§ Directive
How many lines of these entries hold the string "index"? Answer with the number alone.
........
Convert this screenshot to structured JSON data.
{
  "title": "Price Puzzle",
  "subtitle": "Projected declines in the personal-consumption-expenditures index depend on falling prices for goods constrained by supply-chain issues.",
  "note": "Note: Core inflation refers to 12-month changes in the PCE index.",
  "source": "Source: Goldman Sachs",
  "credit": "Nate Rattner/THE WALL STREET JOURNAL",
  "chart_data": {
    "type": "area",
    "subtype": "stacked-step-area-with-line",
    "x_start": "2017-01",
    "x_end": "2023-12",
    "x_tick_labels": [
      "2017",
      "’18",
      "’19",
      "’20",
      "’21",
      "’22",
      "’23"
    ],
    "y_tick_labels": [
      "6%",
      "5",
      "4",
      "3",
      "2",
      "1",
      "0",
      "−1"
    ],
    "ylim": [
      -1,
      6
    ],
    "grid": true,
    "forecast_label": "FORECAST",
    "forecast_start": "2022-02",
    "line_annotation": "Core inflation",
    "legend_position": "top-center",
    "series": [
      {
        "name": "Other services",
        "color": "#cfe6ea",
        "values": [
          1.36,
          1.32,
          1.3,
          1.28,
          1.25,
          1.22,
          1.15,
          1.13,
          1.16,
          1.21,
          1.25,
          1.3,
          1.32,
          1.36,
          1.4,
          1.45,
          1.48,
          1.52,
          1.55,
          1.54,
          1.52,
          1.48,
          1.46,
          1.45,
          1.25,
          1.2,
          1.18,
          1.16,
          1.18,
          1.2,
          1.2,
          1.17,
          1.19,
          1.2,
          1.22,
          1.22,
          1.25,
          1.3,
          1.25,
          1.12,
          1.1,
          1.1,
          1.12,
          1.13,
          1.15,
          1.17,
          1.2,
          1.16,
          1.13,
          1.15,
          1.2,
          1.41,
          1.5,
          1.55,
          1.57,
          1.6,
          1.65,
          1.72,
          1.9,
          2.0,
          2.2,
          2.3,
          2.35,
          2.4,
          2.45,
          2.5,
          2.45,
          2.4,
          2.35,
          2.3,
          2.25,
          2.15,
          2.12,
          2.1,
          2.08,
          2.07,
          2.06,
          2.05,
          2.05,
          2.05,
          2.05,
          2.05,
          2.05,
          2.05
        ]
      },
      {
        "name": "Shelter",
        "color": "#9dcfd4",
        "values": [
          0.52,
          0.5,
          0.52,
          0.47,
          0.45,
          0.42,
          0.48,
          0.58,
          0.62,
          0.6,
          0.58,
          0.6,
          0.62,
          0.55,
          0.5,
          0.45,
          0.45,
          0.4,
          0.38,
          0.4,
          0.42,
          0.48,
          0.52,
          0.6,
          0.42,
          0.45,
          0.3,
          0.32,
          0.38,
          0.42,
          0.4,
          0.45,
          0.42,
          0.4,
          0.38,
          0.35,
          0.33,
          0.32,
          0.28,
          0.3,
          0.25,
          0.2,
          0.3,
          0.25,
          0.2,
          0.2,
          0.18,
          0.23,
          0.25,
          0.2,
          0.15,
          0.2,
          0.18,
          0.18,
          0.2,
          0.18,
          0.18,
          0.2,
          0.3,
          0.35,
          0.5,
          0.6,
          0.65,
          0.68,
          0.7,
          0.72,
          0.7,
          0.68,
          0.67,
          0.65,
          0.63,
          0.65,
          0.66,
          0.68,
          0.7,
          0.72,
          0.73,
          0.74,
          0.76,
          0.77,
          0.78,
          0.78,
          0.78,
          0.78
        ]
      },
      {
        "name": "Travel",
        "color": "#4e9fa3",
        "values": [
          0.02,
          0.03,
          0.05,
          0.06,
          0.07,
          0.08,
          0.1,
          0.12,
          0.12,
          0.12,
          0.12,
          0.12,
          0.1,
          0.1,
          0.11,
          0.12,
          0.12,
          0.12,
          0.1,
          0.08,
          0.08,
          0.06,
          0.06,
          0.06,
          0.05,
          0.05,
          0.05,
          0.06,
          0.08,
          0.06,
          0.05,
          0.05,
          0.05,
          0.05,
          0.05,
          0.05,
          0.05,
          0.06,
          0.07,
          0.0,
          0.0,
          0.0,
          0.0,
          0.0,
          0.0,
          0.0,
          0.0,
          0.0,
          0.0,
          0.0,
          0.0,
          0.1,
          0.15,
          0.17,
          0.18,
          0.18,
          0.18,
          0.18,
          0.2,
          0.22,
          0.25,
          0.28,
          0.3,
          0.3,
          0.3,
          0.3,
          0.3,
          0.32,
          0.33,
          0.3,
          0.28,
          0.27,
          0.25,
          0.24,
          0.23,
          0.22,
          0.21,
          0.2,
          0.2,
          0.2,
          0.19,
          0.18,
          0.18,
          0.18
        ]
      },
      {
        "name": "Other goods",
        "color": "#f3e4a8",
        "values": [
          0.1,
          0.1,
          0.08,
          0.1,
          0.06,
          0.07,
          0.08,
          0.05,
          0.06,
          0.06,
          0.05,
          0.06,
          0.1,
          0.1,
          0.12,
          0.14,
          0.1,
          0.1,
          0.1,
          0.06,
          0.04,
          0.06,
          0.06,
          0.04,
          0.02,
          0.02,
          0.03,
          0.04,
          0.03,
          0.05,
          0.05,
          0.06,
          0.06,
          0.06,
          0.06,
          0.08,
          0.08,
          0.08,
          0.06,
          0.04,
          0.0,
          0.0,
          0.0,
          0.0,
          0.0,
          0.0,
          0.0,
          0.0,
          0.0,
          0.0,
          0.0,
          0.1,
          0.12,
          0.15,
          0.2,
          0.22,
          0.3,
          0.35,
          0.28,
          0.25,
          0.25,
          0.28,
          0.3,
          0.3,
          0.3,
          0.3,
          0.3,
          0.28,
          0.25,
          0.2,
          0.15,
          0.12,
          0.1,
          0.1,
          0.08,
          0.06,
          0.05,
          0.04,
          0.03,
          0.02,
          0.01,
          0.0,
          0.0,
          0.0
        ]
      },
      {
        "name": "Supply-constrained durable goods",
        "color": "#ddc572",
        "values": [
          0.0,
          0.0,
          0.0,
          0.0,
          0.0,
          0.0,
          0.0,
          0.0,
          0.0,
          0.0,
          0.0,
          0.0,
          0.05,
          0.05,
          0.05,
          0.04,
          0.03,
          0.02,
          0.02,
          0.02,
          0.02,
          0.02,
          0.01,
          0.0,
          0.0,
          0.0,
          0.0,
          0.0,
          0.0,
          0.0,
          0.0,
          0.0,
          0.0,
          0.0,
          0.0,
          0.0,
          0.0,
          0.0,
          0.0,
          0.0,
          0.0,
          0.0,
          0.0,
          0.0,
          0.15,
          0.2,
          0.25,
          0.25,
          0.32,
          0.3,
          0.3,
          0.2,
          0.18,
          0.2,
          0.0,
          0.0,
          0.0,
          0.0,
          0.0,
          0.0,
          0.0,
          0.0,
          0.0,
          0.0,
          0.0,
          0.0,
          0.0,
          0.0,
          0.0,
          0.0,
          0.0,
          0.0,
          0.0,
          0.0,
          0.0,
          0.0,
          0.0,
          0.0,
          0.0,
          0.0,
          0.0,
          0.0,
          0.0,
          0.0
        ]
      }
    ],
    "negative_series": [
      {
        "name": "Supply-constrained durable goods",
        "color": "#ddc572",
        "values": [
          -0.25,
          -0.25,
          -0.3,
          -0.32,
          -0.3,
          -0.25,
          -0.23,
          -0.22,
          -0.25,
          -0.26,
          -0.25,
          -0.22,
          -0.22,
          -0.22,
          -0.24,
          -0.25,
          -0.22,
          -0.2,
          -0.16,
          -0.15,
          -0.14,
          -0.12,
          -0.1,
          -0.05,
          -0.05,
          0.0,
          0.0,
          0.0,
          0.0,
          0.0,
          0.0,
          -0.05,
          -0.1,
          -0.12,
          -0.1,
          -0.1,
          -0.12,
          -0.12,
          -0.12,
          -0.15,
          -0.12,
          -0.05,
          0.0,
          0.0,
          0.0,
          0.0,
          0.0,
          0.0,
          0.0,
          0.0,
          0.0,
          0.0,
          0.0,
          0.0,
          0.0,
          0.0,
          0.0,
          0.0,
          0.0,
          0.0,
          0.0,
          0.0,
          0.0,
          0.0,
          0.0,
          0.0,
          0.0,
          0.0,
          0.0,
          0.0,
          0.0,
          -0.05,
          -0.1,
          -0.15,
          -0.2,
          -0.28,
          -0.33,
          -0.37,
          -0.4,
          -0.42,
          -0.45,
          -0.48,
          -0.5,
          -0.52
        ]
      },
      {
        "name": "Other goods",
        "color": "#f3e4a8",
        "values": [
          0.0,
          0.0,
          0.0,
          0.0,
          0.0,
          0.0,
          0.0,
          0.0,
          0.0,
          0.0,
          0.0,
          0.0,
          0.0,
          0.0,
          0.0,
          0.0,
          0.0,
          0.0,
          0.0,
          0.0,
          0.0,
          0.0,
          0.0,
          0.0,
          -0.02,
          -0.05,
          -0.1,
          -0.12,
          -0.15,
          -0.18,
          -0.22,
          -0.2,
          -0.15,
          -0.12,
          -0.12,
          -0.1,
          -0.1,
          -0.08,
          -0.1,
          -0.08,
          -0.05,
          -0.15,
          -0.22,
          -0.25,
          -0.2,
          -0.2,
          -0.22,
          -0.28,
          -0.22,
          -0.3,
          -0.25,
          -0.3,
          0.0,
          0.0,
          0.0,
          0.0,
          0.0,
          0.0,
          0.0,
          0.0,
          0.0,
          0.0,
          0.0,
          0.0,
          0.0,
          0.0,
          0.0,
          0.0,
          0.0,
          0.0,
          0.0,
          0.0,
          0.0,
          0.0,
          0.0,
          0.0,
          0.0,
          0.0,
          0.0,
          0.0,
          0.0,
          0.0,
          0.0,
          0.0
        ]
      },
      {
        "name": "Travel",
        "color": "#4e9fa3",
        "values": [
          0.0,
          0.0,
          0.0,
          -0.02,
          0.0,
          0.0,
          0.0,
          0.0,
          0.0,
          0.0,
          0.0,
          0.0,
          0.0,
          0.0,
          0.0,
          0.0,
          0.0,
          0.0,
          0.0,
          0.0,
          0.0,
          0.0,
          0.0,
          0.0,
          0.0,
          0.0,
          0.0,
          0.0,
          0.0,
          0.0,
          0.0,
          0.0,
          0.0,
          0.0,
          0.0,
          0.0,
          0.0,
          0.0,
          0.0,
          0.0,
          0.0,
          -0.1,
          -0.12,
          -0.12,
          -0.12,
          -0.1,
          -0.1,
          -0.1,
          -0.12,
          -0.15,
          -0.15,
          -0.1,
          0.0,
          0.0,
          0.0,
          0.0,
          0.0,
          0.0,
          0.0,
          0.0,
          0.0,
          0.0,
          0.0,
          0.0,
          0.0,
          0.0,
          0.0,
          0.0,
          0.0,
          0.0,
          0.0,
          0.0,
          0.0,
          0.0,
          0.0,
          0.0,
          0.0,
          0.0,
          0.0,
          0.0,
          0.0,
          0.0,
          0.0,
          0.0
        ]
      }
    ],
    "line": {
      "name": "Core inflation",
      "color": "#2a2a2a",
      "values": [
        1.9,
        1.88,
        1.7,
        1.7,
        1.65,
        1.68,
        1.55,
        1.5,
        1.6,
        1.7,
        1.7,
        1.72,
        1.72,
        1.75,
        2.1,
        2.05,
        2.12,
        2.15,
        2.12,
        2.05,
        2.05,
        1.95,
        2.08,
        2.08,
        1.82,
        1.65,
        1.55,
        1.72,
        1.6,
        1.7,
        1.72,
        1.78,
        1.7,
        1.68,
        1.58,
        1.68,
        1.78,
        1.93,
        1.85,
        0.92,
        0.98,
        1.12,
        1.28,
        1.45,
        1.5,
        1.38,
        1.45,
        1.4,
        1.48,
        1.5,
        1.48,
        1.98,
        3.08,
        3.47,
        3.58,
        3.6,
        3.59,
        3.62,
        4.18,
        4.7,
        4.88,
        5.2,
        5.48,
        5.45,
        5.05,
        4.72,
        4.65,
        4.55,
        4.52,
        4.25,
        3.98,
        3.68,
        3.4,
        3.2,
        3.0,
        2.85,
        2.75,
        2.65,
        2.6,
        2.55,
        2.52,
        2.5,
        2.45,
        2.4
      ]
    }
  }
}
........
§ Expected output
2